Figure contents as structured data ->
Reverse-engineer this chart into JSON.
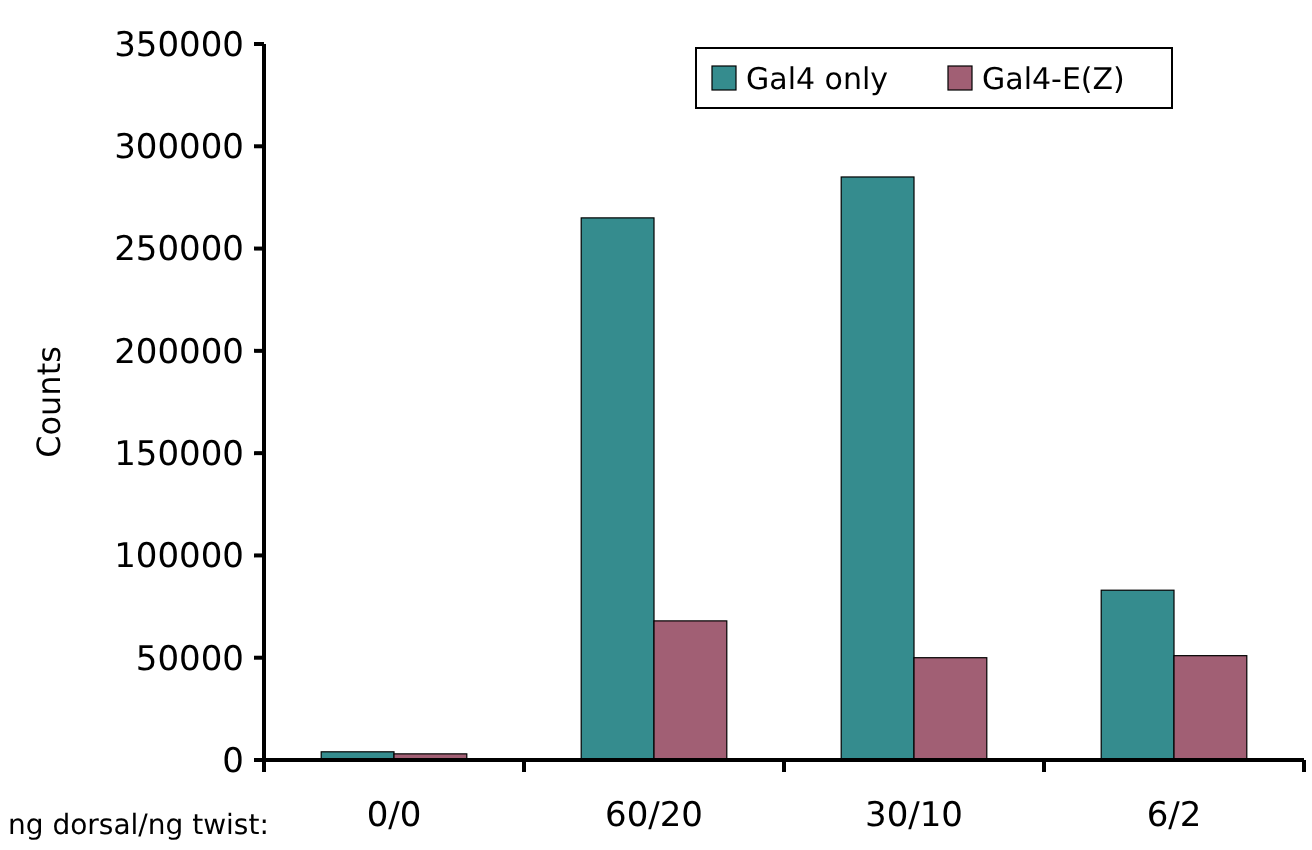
{
  "chart_data": {
    "type": "bar",
    "ylabel": "Counts",
    "xlabel": "ng dorsal/ng twist:",
    "categories": [
      "0/0",
      "60/20",
      "30/10",
      "6/2"
    ],
    "series": [
      {
        "name": "Gal4 only",
        "color": "#358c8e",
        "values": [
          4000,
          265000,
          285000,
          83000
        ]
      },
      {
        "name": "Gal4-E(Z)",
        "color": "#a15f74",
        "values": [
          3000,
          68000,
          50000,
          51000
        ]
      }
    ],
    "ylim": [
      0,
      350000
    ],
    "yticks": [
      0,
      50000,
      100000,
      150000,
      200000,
      250000,
      300000,
      350000
    ],
    "grid": false,
    "legend": "top right"
  }
}
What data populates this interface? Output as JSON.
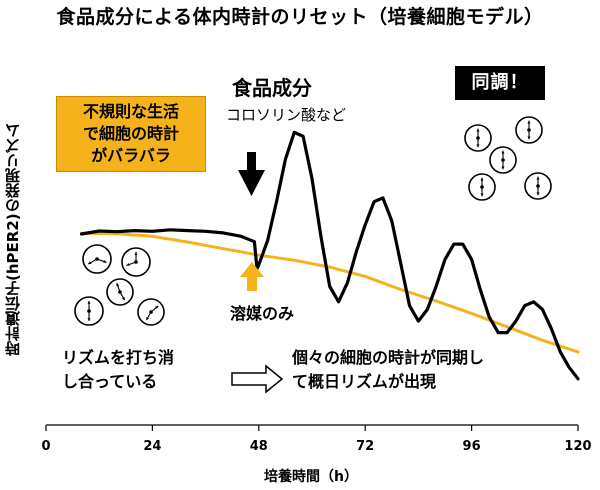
{
  "title": "食品成分による体内時計のリセット（培養細胞モデル）",
  "xlabel": "培養時間（h）",
  "ylabel": "時計遺伝子(hPER2)の発現リズム",
  "annotations": {
    "food_label": "食品成分",
    "food_sub": "コロソリン酸など",
    "solvent_label": "溶媒のみ",
    "sync_badge": "同調！",
    "orange_box": [
      "不規則な生活",
      "で細胞の時計",
      "がバラバラ"
    ],
    "cancel_text": [
      "リズムを打ち消",
      "し合っている"
    ],
    "sync_text": [
      "個々の細胞の時計が同期し",
      "て概日リズムが出現"
    ]
  },
  "colors": {
    "food": "#000000",
    "solvent": "#f5b21a",
    "arrow_up": "#f5b21a"
  },
  "chart_data": {
    "type": "line",
    "x_ticks": [
      0,
      24,
      48,
      72,
      96,
      120
    ],
    "xlim": [
      0,
      120
    ],
    "ylim": [
      0,
      1
    ],
    "series": [
      {
        "color": "#000000",
        "x": [
          8,
          12,
          16,
          20,
          24,
          28,
          32,
          36,
          40,
          44,
          47,
          47.6,
          48,
          50,
          52,
          54,
          56,
          58,
          60,
          62,
          64,
          66,
          68,
          70,
          72,
          74,
          76,
          78,
          80,
          82,
          84,
          86,
          88,
          90,
          92,
          94,
          96,
          98,
          100,
          102,
          104,
          106,
          108,
          110,
          112,
          114,
          116,
          118,
          120
        ],
        "y": [
          0.496,
          0.504,
          0.502,
          0.505,
          0.503,
          0.507,
          0.505,
          0.503,
          0.499,
          0.49,
          0.476,
          0.406,
          0.416,
          0.48,
          0.58,
          0.69,
          0.76,
          0.75,
          0.64,
          0.49,
          0.36,
          0.32,
          0.37,
          0.45,
          0.52,
          0.58,
          0.59,
          0.53,
          0.42,
          0.31,
          0.27,
          0.3,
          0.36,
          0.43,
          0.47,
          0.47,
          0.43,
          0.35,
          0.28,
          0.24,
          0.24,
          0.27,
          0.31,
          0.32,
          0.3,
          0.25,
          0.19,
          0.15,
          0.12
        ]
      },
      {
        "color": "#f5b21a",
        "x": [
          8,
          16,
          24,
          32,
          40,
          44,
          48,
          56,
          64,
          72,
          80,
          88,
          96,
          104,
          112,
          120
        ],
        "y": [
          0.498,
          0.497,
          0.49,
          0.475,
          0.458,
          0.45,
          0.441,
          0.428,
          0.41,
          0.386,
          0.352,
          0.322,
          0.29,
          0.255,
          0.22,
          0.19
        ]
      }
    ]
  }
}
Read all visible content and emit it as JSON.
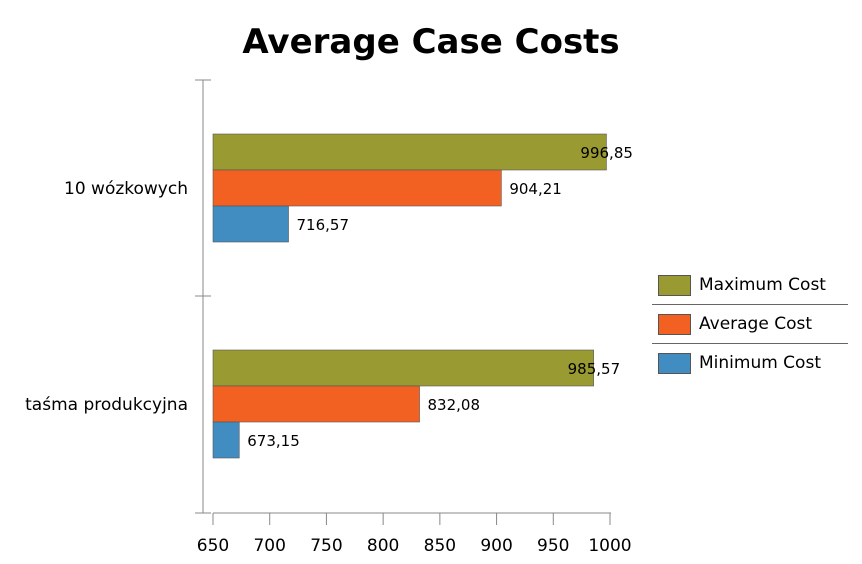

TO DO -> Leave the pictures out and copy the rest of the data exactly.

RESPONSE TO THE TASK ->
Reverse-engineer this chart into JSON.
{
  "chart_data": {
    "type": "bar",
    "ylabel": "Counts",
    "xlabel": "ng dorsal/ng twist:",
    "categories": [
      "0/0",
      "60/20",
      "30/10",
      "6/2"
    ],
    "series": [
      {
        "name": "Gal4 only",
        "color": "#358c8e",
        "values": [
          4000,
          265000,
          285000,
          83000
        ]
      },
      {
        "name": "Gal4-E(Z)",
        "color": "#a15f74",
        "values": [
          3000,
          68000,
          50000,
          51000
        ]
      }
    ],
    "ylim": [
      0,
      350000
    ],
    "yticks": [
      0,
      50000,
      100000,
      150000,
      200000,
      250000,
      300000,
      350000
    ],
    "grid": false,
    "legend": "top right"
  }
}
What data populates this interface? Output as JSON.
{
  "title": "食品成分による体内時計のリセット（培養細胞モデル）",
  "xlabel": "培養時間（h）",
  "ylabel": "時計遺伝子(hPER2)の発現リズム",
  "annotations": {
    "food_label": "食品成分",
    "food_sub": "コロソリン酸など",
    "solvent_label": "溶媒のみ",
    "sync_badge": "同調！",
    "orange_box": [
      "不規則な生活",
      "で細胞の時計",
      "がバラバラ"
    ],
    "cancel_text": [
      "リズムを打ち消",
      "し合っている"
    ],
    "sync_text": [
      "個々の細胞の時計が同期し",
      "て概日リズムが出現"
    ]
  },
  "colors": {
    "food": "#000000",
    "solvent": "#f5b21a",
    "arrow_up": "#f5b21a"
  },
  "chart_data": {
    "type": "line",
    "x_ticks": [
      0,
      24,
      48,
      72,
      96,
      120
    ],
    "xlim": [
      0,
      120
    ],
    "ylim": [
      0,
      1
    ],
    "series": [
      {
        "color": "#000000",
        "x": [
          8,
          12,
          16,
          20,
          24,
          28,
          32,
          36,
          40,
          44,
          47,
          47.6,
          48,
          50,
          52,
          54,
          56,
          58,
          60,
          62,
          64,
          66,
          68,
          70,
          72,
          74,
          76,
          78,
          80,
          82,
          84,
          86,
          88,
          90,
          92,
          94,
          96,
          98,
          100,
          102,
          104,
          106,
          108,
          110,
          112,
          114,
          116,
          118,
          120
        ],
        "y": [
          0.496,
          0.504,
          0.502,
          0.505,
          0.503,
          0.507,
          0.505,
          0.503,
          0.499,
          0.49,
          0.476,
          0.406,
          0.416,
          0.48,
          0.58,
          0.69,
          0.76,
          0.75,
          0.64,
          0.49,
          0.36,
          0.32,
          0.37,
          0.45,
          0.52,
          0.58,
          0.59,
          0.53,
          0.42,
          0.31,
          0.27,
          0.3,
          0.36,
          0.43,
          0.47,
          0.47,
          0.43,
          0.35,
          0.28,
          0.24,
          0.24,
          0.27,
          0.31,
          0.32,
          0.3,
          0.25,
          0.19,
          0.15,
          0.12
        ]
      },
      {
        "color": "#f5b21a",
        "x": [
          8,
          16,
          24,
          32,
          40,
          44,
          48,
          56,
          64,
          72,
          80,
          88,
          96,
          104,
          112,
          120
        ],
        "y": [
          0.498,
          0.497,
          0.49,
          0.475,
          0.458,
          0.45,
          0.441,
          0.428,
          0.41,
          0.386,
          0.352,
          0.322,
          0.29,
          0.255,
          0.22,
          0.19
        ]
      }
    ]
  }
}
Read all visible content and emit it as JSON.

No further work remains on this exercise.